## Listed entries
########

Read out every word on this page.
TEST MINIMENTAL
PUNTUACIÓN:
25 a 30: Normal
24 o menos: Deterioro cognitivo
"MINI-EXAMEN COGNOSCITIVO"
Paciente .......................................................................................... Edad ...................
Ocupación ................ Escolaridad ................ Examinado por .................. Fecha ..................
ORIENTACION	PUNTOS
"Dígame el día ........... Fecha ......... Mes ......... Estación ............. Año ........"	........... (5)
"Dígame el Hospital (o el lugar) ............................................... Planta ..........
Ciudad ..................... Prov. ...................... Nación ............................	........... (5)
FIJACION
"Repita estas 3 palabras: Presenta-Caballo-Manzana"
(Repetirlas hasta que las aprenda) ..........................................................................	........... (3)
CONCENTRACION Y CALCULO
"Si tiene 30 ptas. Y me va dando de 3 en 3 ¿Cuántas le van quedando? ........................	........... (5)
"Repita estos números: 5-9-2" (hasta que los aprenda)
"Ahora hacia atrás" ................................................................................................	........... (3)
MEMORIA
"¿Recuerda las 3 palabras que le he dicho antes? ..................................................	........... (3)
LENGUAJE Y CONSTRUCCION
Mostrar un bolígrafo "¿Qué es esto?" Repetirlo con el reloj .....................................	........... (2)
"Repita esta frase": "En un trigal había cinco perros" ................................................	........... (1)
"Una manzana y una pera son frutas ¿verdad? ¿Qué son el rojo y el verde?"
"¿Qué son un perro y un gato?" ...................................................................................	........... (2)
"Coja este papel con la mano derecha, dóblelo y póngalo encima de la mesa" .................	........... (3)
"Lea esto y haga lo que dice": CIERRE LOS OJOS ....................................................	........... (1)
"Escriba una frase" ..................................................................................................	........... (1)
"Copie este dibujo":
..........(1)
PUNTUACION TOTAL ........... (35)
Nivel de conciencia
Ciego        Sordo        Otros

########

Copy all the records above exactly, missing none.

## Solution for this task
Read out every word on this page.
TEST MINIMENTAL
PUNTUACIÓN:
25 a 30: Normal
24 o menos: Deterioro cognitivo
"MINI-EXAMEN COGNOSCITIVO"
Paciente .......................................................................................... Edad ...................
Ocupación ................ Escolaridad ................ Examinado por .................. Fecha ..................
ORIENTACION	PUNTOS
"Dígame el día ........... Fecha ......... Mes ......... Estación ............. Año ........"	........... (5)
"Dígame el Hospital (o el lugar) ............................................... Planta ..........
Ciudad ..................... Prov. ...................... Nación ............................	........... (5)
FIJACION
"Repita estas 3 palabras: Presenta-Caballo-Manzana"
(Repetirlas hasta que las aprenda) ..........................................................................	........... (3)
CONCENTRACION Y CALCULO
"Si tiene 30 ptas. Y me va dando de 3 en 3 ¿Cuántas le van quedando? ........................	........... (5)
"Repita estos números: 5-9-2" (hasta que los aprenda)
"Ahora hacia atrás" ................................................................................................	........... (3)
MEMORIA
"¿Recuerda las 3 palabras que le he dicho antes? ..................................................	........... (3)
LENGUAJE Y CONSTRUCCION
Mostrar un bolígrafo "¿Qué es esto?" Repetirlo con el reloj .....................................	........... (2)
"Repita esta frase": "En un trigal había cinco perros" ................................................	........... (1)
"Una manzana y una pera son frutas ¿verdad? ¿Qué son el rojo y el verde?"
"¿Qué son un perro y un gato?" ...................................................................................	........... (2)
"Coja este papel con la mano derecha, dóblelo y póngalo encima de la mesa" .................	........... (3)
"Lea esto y haga lo que dice": CIERRE LOS OJOS ....................................................	........... (1)
"Escriba una frase" ..................................................................................................	........... (1)
"Copie este dibujo":
..........(1)
PUNTUACION TOTAL ........... (35)
Nivel de conciencia
Ciego        Sordo        Otros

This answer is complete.